--- begin ---

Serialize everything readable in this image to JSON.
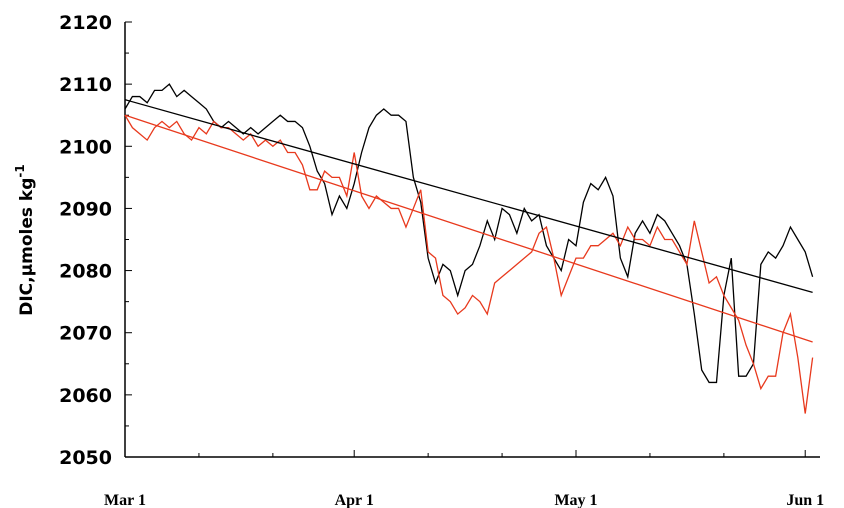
{
  "chart_data": {
    "type": "line",
    "y_label": "DIC,μmoles kg",
    "y_label_sup": "-1",
    "xlim": [
      0,
      94
    ],
    "xticks": [
      {
        "value": 0,
        "label": "Mar 1"
      },
      {
        "value": 31,
        "label": "Apr 1"
      },
      {
        "value": 61,
        "label": "May 1"
      },
      {
        "value": 92,
        "label": "Jun 1"
      }
    ],
    "xminorticks": [
      10,
      20,
      41,
      51,
      71,
      81
    ],
    "ylim": [
      2050,
      2120
    ],
    "yticks": [
      2050,
      2060,
      2070,
      2080,
      2090,
      2100,
      2110,
      2120
    ],
    "yminorticks": [
      2055,
      2065,
      2075,
      2085,
      2095,
      2105,
      2115
    ],
    "grid": false,
    "series": [
      {
        "color": "#000000",
        "x": [
          0,
          1,
          2,
          3,
          4,
          5,
          6,
          7,
          8,
          9,
          10,
          11,
          12,
          13,
          14,
          15,
          16,
          17,
          18,
          19,
          20,
          21,
          22,
          23,
          24,
          25,
          26,
          27,
          28,
          29,
          30,
          31,
          32,
          33,
          34,
          35,
          36,
          37,
          38,
          39,
          40,
          41,
          42,
          43,
          44,
          45,
          46,
          47,
          48,
          49,
          50,
          51,
          52,
          53,
          54,
          55,
          56,
          57,
          58,
          59,
          60,
          61,
          62,
          63,
          64,
          65,
          66,
          67,
          68,
          69,
          70,
          71,
          72,
          73,
          74,
          75,
          76,
          77,
          78,
          79,
          80,
          81,
          82,
          83,
          84,
          85,
          86,
          87,
          88,
          89,
          90,
          91,
          92,
          93
        ],
        "values": [
          2106,
          2108,
          2108,
          2107,
          2109,
          2109,
          2110,
          2108,
          2109,
          2108,
          2107,
          2106,
          2104,
          2103,
          2104,
          2103,
          2102,
          2103,
          2102,
          2103,
          2104,
          2105,
          2104,
          2104,
          2103,
          2100,
          2096,
          2094,
          2089,
          2092,
          2090,
          2094,
          2099,
          2103,
          2105,
          2106,
          2105,
          2105,
          2104,
          2095,
          2091,
          2082,
          2078,
          2081,
          2080,
          2076,
          2080,
          2081,
          2084,
          2088,
          2085,
          2090,
          2089,
          2086,
          2090,
          2088,
          2089,
          2084,
          2082,
          2080,
          2085,
          2084,
          2091,
          2094,
          2093,
          2095,
          2092,
          2082,
          2079,
          2086,
          2088,
          2086,
          2089,
          2088,
          2086,
          2084,
          2081,
          2073,
          2064,
          2062,
          2062,
          2076,
          2082,
          2063,
          2063,
          2065,
          2081,
          2083,
          2082,
          2084,
          2087,
          2085,
          2083,
          2079
        ]
      },
      {
        "color": "#e8391d",
        "x": [
          0,
          1,
          2,
          3,
          4,
          5,
          6,
          7,
          8,
          9,
          10,
          11,
          12,
          13,
          14,
          15,
          16,
          17,
          18,
          19,
          20,
          21,
          22,
          23,
          24,
          25,
          26,
          27,
          28,
          29,
          30,
          31,
          32,
          33,
          34,
          35,
          36,
          37,
          38,
          39,
          40,
          41,
          42,
          43,
          44,
          45,
          46,
          47,
          48,
          49,
          50,
          51,
          52,
          53,
          54,
          55,
          56,
          57,
          58,
          59,
          60,
          61,
          62,
          63,
          64,
          65,
          66,
          67,
          68,
          69,
          70,
          71,
          72,
          73,
          74,
          75,
          76,
          77,
          78,
          79,
          80,
          81,
          82,
          83,
          84,
          85,
          86,
          87,
          88,
          89,
          90,
          91,
          92,
          93
        ],
        "values": [
          2105,
          2103,
          2102,
          2101,
          2103,
          2104,
          2103,
          2104,
          2102,
          2101,
          2103,
          2102,
          2104,
          2103,
          2103,
          2102,
          2101,
          2102,
          2100,
          2101,
          2100,
          2101,
          2099,
          2099,
          2097,
          2093,
          2093,
          2096,
          2095,
          2095,
          2092,
          2099,
          2092,
          2090,
          2092,
          2091,
          2090,
          2090,
          2087,
          2090,
          2093,
          2083,
          2082,
          2076,
          2075,
          2073,
          2074,
          2076,
          2075,
          2073,
          2078,
          2079,
          2080,
          2081,
          2082,
          2083,
          2086,
          2087,
          2082,
          2076,
          2079,
          2082,
          2082,
          2084,
          2084,
          2085,
          2086,
          2084,
          2087,
          2085,
          2085,
          2084,
          2087,
          2085,
          2085,
          2083,
          2081,
          2088,
          2083,
          2078,
          2079,
          2076,
          2074,
          2072,
          2068,
          2065,
          2061,
          2063,
          2063,
          2070,
          2073,
          2066,
          2057,
          2066
        ]
      },
      {
        "color": "#000000",
        "x": [
          0,
          93
        ],
        "values": [
          2107.5,
          2076.5
        ]
      },
      {
        "color": "#e8391d",
        "x": [
          0,
          93
        ],
        "values": [
          2105,
          2068.5
        ]
      }
    ]
  }
}
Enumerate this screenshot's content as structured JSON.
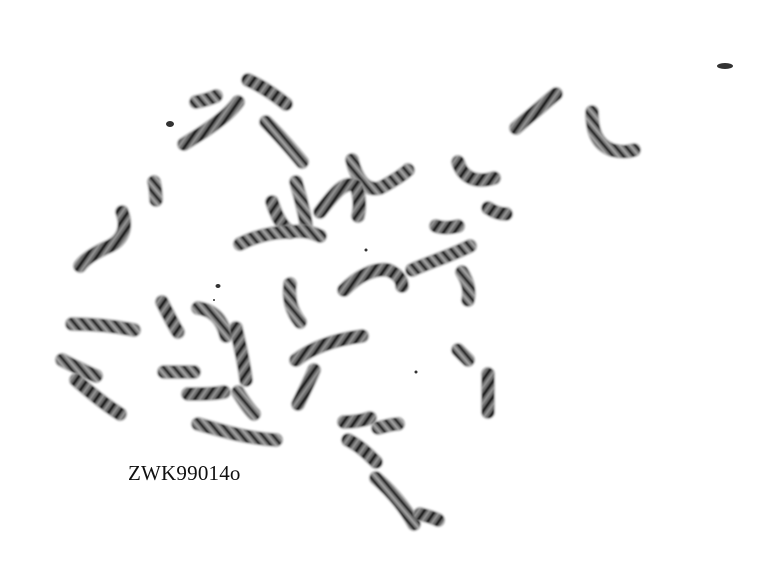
{
  "image": {
    "subject": "chromosome-metaphase-spread",
    "label_text": "ZWK99014o",
    "colors": {
      "background": "#ffffff",
      "chromatin_light": "#8a8a8a",
      "chromatin_dark": "#2e2e2e",
      "band": "#141414",
      "label": "#111111"
    }
  }
}
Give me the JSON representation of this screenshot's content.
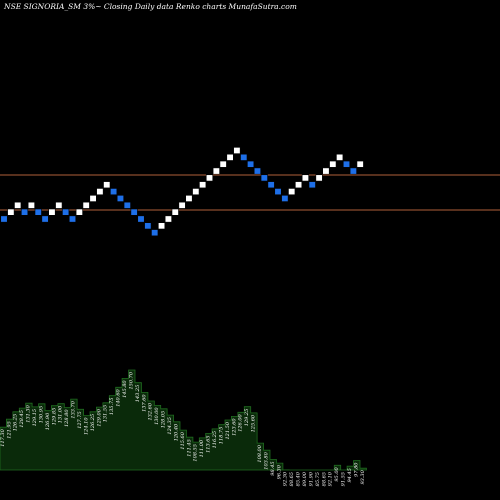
{
  "header": {
    "title": "NSE SIGNORIA_SM 3%~  Closing Daily data  Renko  charts MunafaSutra.com"
  },
  "colors": {
    "background": "#000000",
    "up_brick": "#ffffff",
    "down_brick": "#1e6fe8",
    "level_line": "#b0603a",
    "volume_fill": "#0a2a0a",
    "volume_stroke": "#1f6b1f"
  },
  "chart_data": {
    "type": "renko",
    "brick_size_label": "3%",
    "price_levels": [
      1,
      3
    ],
    "bricks": [
      {
        "dir": "down",
        "level": 0
      },
      {
        "dir": "up",
        "level": 1
      },
      {
        "dir": "up",
        "level": 2
      },
      {
        "dir": "down",
        "level": 1
      },
      {
        "dir": "up",
        "level": 2
      },
      {
        "dir": "down",
        "level": 1
      },
      {
        "dir": "down",
        "level": 0
      },
      {
        "dir": "up",
        "level": 1
      },
      {
        "dir": "up",
        "level": 2
      },
      {
        "dir": "down",
        "level": 1
      },
      {
        "dir": "down",
        "level": 0
      },
      {
        "dir": "up",
        "level": 1
      },
      {
        "dir": "up",
        "level": 2
      },
      {
        "dir": "up",
        "level": 3
      },
      {
        "dir": "up",
        "level": 4
      },
      {
        "dir": "up",
        "level": 5
      },
      {
        "dir": "down",
        "level": 4
      },
      {
        "dir": "down",
        "level": 3
      },
      {
        "dir": "down",
        "level": 2
      },
      {
        "dir": "down",
        "level": 1
      },
      {
        "dir": "down",
        "level": 0
      },
      {
        "dir": "down",
        "level": -1
      },
      {
        "dir": "down",
        "level": -2
      },
      {
        "dir": "up",
        "level": -1
      },
      {
        "dir": "up",
        "level": 0
      },
      {
        "dir": "up",
        "level": 1
      },
      {
        "dir": "up",
        "level": 2
      },
      {
        "dir": "up",
        "level": 3
      },
      {
        "dir": "up",
        "level": 4
      },
      {
        "dir": "up",
        "level": 5
      },
      {
        "dir": "up",
        "level": 6
      },
      {
        "dir": "up",
        "level": 7
      },
      {
        "dir": "up",
        "level": 8
      },
      {
        "dir": "up",
        "level": 9
      },
      {
        "dir": "up",
        "level": 10
      },
      {
        "dir": "down",
        "level": 9
      },
      {
        "dir": "down",
        "level": 8
      },
      {
        "dir": "down",
        "level": 7
      },
      {
        "dir": "down",
        "level": 6
      },
      {
        "dir": "down",
        "level": 5
      },
      {
        "dir": "down",
        "level": 4
      },
      {
        "dir": "down",
        "level": 3
      },
      {
        "dir": "up",
        "level": 4
      },
      {
        "dir": "up",
        "level": 5
      },
      {
        "dir": "up",
        "level": 6
      },
      {
        "dir": "down",
        "level": 5
      },
      {
        "dir": "up",
        "level": 6
      },
      {
        "dir": "up",
        "level": 7
      },
      {
        "dir": "up",
        "level": 8
      },
      {
        "dir": "up",
        "level": 9
      },
      {
        "dir": "down",
        "level": 8
      },
      {
        "dir": "down",
        "level": 7
      },
      {
        "dir": "up",
        "level": 8
      }
    ],
    "volume_labels": [
      "117.30",
      "121.95",
      "126.25",
      "128.45",
      "131.30",
      "129.15",
      "130.95",
      "126.90",
      "129.85",
      "131.00",
      "128.80",
      "133.70",
      "127.75",
      "124.10",
      "126.25",
      "129.00",
      "131.55",
      "135.75",
      "140.60",
      "145.80",
      "150.70",
      "143.25",
      "137.60",
      "132.60",
      "130.00",
      "128.05",
      "124.35",
      "120.40",
      "115.60",
      "111.45",
      "108.55",
      "111.00",
      "113.65",
      "116.25",
      "118.75",
      "121.50",
      "123.60",
      "126.00",
      "129.25",
      "125.60",
      "108.00",
      "103.80",
      "98.45",
      "96.30",
      "92.30",
      "88.65",
      "85.40",
      "89.00",
      "91.90",
      "85.75",
      "88.65",
      "92.10",
      "95.00",
      "91.55",
      "94.45",
      "97.80",
      "93.30"
    ]
  }
}
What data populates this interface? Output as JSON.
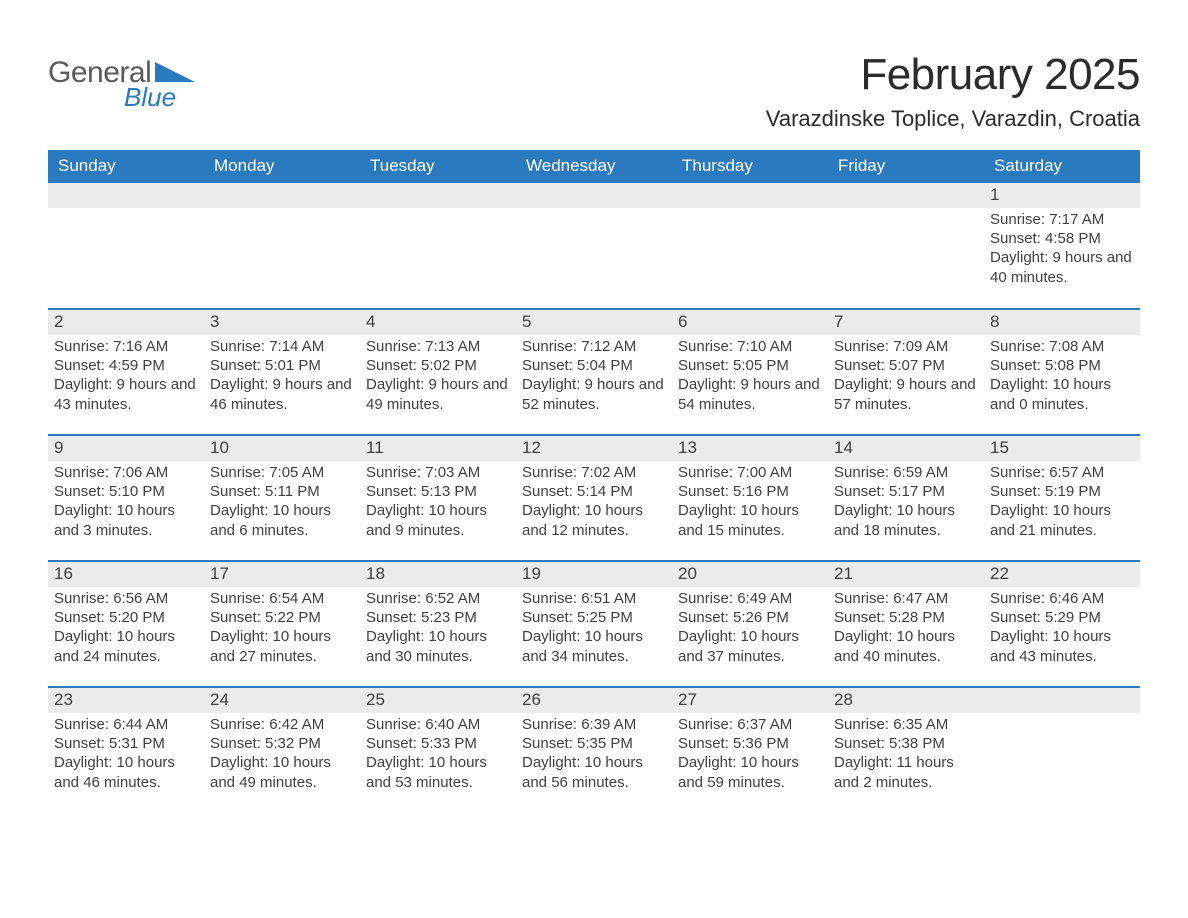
{
  "logo": {
    "line1": "General",
    "line2": "Blue",
    "icon": "triangle-icon",
    "color1": "#5a5a5a",
    "color2": "#2a7ac0"
  },
  "header": {
    "month_title": "February 2025",
    "location": "Varazdinske Toplice, Varazdin, Croatia"
  },
  "style": {
    "header_bg": "#2a7ac0",
    "row_top_border": "#2a7ac0",
    "daynum_bg": "#ebebeb",
    "text_color": "#303030",
    "font_family": "Arial",
    "title_fontsize": 44,
    "location_fontsize": 22,
    "dayhead_fontsize": 17,
    "body_fontsize": 15
  },
  "days_of_week": [
    "Sunday",
    "Monday",
    "Tuesday",
    "Wednesday",
    "Thursday",
    "Friday",
    "Saturday"
  ],
  "weeks": [
    [
      null,
      null,
      null,
      null,
      null,
      null,
      {
        "n": "1",
        "sunrise": "7:17 AM",
        "sunset": "4:58 PM",
        "daylight": "9 hours and 40 minutes."
      }
    ],
    [
      {
        "n": "2",
        "sunrise": "7:16 AM",
        "sunset": "4:59 PM",
        "daylight": "9 hours and 43 minutes."
      },
      {
        "n": "3",
        "sunrise": "7:14 AM",
        "sunset": "5:01 PM",
        "daylight": "9 hours and 46 minutes."
      },
      {
        "n": "4",
        "sunrise": "7:13 AM",
        "sunset": "5:02 PM",
        "daylight": "9 hours and 49 minutes."
      },
      {
        "n": "5",
        "sunrise": "7:12 AM",
        "sunset": "5:04 PM",
        "daylight": "9 hours and 52 minutes."
      },
      {
        "n": "6",
        "sunrise": "7:10 AM",
        "sunset": "5:05 PM",
        "daylight": "9 hours and 54 minutes."
      },
      {
        "n": "7",
        "sunrise": "7:09 AM",
        "sunset": "5:07 PM",
        "daylight": "9 hours and 57 minutes."
      },
      {
        "n": "8",
        "sunrise": "7:08 AM",
        "sunset": "5:08 PM",
        "daylight": "10 hours and 0 minutes."
      }
    ],
    [
      {
        "n": "9",
        "sunrise": "7:06 AM",
        "sunset": "5:10 PM",
        "daylight": "10 hours and 3 minutes."
      },
      {
        "n": "10",
        "sunrise": "7:05 AM",
        "sunset": "5:11 PM",
        "daylight": "10 hours and 6 minutes."
      },
      {
        "n": "11",
        "sunrise": "7:03 AM",
        "sunset": "5:13 PM",
        "daylight": "10 hours and 9 minutes."
      },
      {
        "n": "12",
        "sunrise": "7:02 AM",
        "sunset": "5:14 PM",
        "daylight": "10 hours and 12 minutes."
      },
      {
        "n": "13",
        "sunrise": "7:00 AM",
        "sunset": "5:16 PM",
        "daylight": "10 hours and 15 minutes."
      },
      {
        "n": "14",
        "sunrise": "6:59 AM",
        "sunset": "5:17 PM",
        "daylight": "10 hours and 18 minutes."
      },
      {
        "n": "15",
        "sunrise": "6:57 AM",
        "sunset": "5:19 PM",
        "daylight": "10 hours and 21 minutes."
      }
    ],
    [
      {
        "n": "16",
        "sunrise": "6:56 AM",
        "sunset": "5:20 PM",
        "daylight": "10 hours and 24 minutes."
      },
      {
        "n": "17",
        "sunrise": "6:54 AM",
        "sunset": "5:22 PM",
        "daylight": "10 hours and 27 minutes."
      },
      {
        "n": "18",
        "sunrise": "6:52 AM",
        "sunset": "5:23 PM",
        "daylight": "10 hours and 30 minutes."
      },
      {
        "n": "19",
        "sunrise": "6:51 AM",
        "sunset": "5:25 PM",
        "daylight": "10 hours and 34 minutes."
      },
      {
        "n": "20",
        "sunrise": "6:49 AM",
        "sunset": "5:26 PM",
        "daylight": "10 hours and 37 minutes."
      },
      {
        "n": "21",
        "sunrise": "6:47 AM",
        "sunset": "5:28 PM",
        "daylight": "10 hours and 40 minutes."
      },
      {
        "n": "22",
        "sunrise": "6:46 AM",
        "sunset": "5:29 PM",
        "daylight": "10 hours and 43 minutes."
      }
    ],
    [
      {
        "n": "23",
        "sunrise": "6:44 AM",
        "sunset": "5:31 PM",
        "daylight": "10 hours and 46 minutes."
      },
      {
        "n": "24",
        "sunrise": "6:42 AM",
        "sunset": "5:32 PM",
        "daylight": "10 hours and 49 minutes."
      },
      {
        "n": "25",
        "sunrise": "6:40 AM",
        "sunset": "5:33 PM",
        "daylight": "10 hours and 53 minutes."
      },
      {
        "n": "26",
        "sunrise": "6:39 AM",
        "sunset": "5:35 PM",
        "daylight": "10 hours and 56 minutes."
      },
      {
        "n": "27",
        "sunrise": "6:37 AM",
        "sunset": "5:36 PM",
        "daylight": "10 hours and 59 minutes."
      },
      {
        "n": "28",
        "sunrise": "6:35 AM",
        "sunset": "5:38 PM",
        "daylight": "11 hours and 2 minutes."
      },
      null
    ]
  ],
  "labels": {
    "sunrise": "Sunrise:",
    "sunset": "Sunset:",
    "daylight": "Daylight:"
  }
}
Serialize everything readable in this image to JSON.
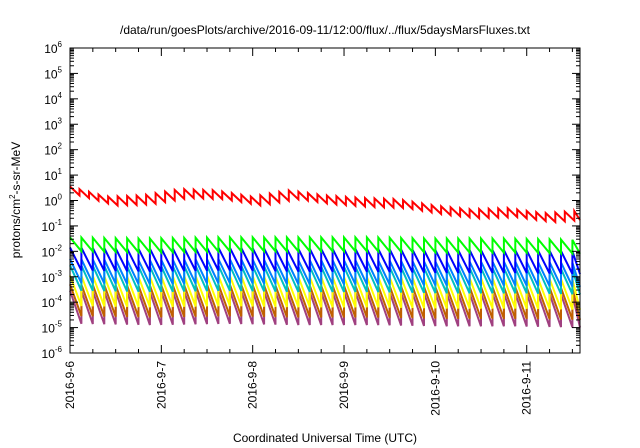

--- end ---

Task requirements: In the listing above, find each line with the word "background" and copy it.

Problem solution:
      "background": "#ffffff",
    "background": "#000000",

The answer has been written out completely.